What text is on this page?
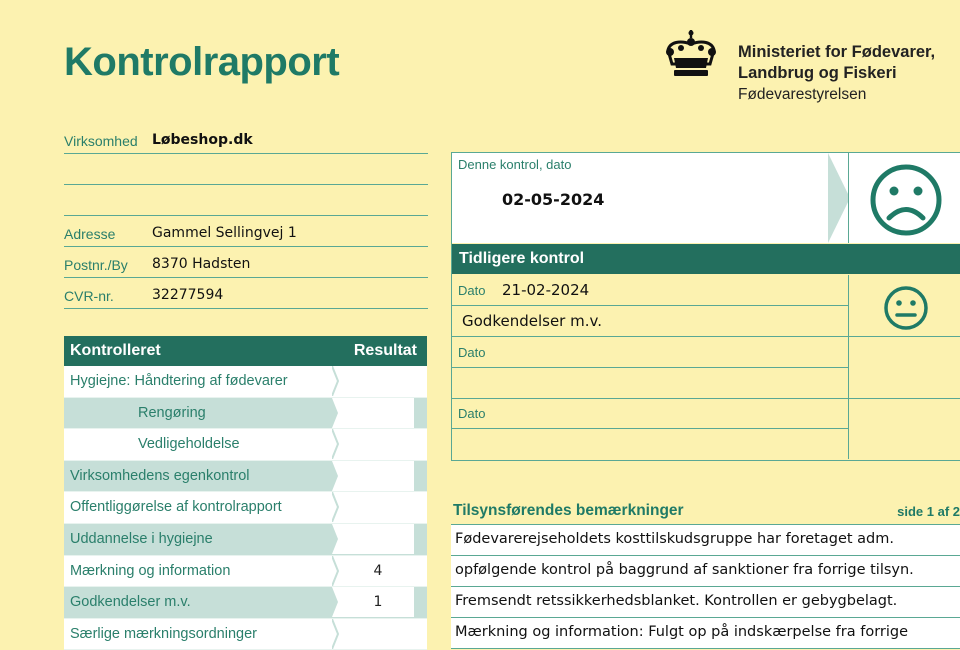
Kontrolrapport	Ministeriet for Fødevarer,
Landbrug og Fiskeri
Fødevarestyrelsen
Virksomhed Løbeshop.dk
Adresse	Gammel Sellingvej 1
Postnr./By 8370 Hadsten
CVR-nr.	32277594
Kontrolleret	Resultat
Hygiejne: Håndtering af fødevarer
Rengøring
Vedligeholdelse
Virksomhedens egenkontrol
Offentliggørelse af kontrolrapport
Uddannelse i hygiejne
Mærkning og information	4
Godkendelser m.v.	1
Særlige mærkningsordninger
Denne kontrol, dato
02-05-2024
Tidligere kontrol
Dato 21-02-2024
Godkendelser m.v.
Dato
Dato
Tilsynsførendes bemærkninger	side 1 af 2
Fødevarerejseholdets kosttilskudsgruppe har foretaget adm.
opfølgende kontrol på baggrund af sanktioner fra forrige tilsyn.
Fremsendt retssikkerhedsblanket. Kontrollen er gebygbelagt.
Mærkning og information: Fulgt op på indskærpelse fra forrige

____________________

» **Objective**
Every record above should come back exactly, but without its pictures.

» **Solution**
What text is on this page?
Kontrolrapport	Ministeriet for Fødevarer,
Landbrug og Fiskeri
Fødevarestyrelsen
Virksomhed Løbeshop.dk
Adresse	Gammel Sellingvej 1
Postnr./By 8370 Hadsten
CVR-nr.	32277594
Kontrolleret	Resultat
Hygiejne: Håndtering af fødevarer
Rengøring
Vedligeholdelse
Virksomhedens egenkontrol
Offentliggørelse af kontrolrapport
Uddannelse i hygiejne
Mærkning og information	4
Godkendelser m.v.	1
Særlige mærkningsordninger
Denne kontrol, dato
02-05-2024
Tidligere kontrol
Dato 21-02-2024
Godkendelser m.v.
Dato
Dato
Tilsynsførendes bemærkninger	side 1 af 2
Fødevarerejseholdets kosttilskudsgruppe har foretaget adm.
opfølgende kontrol på baggrund af sanktioner fra forrige tilsyn.
Fremsendt retssikkerhedsblanket. Kontrollen er gebygbelagt.
Mærkning og information: Fulgt op på indskærpelse fra forrige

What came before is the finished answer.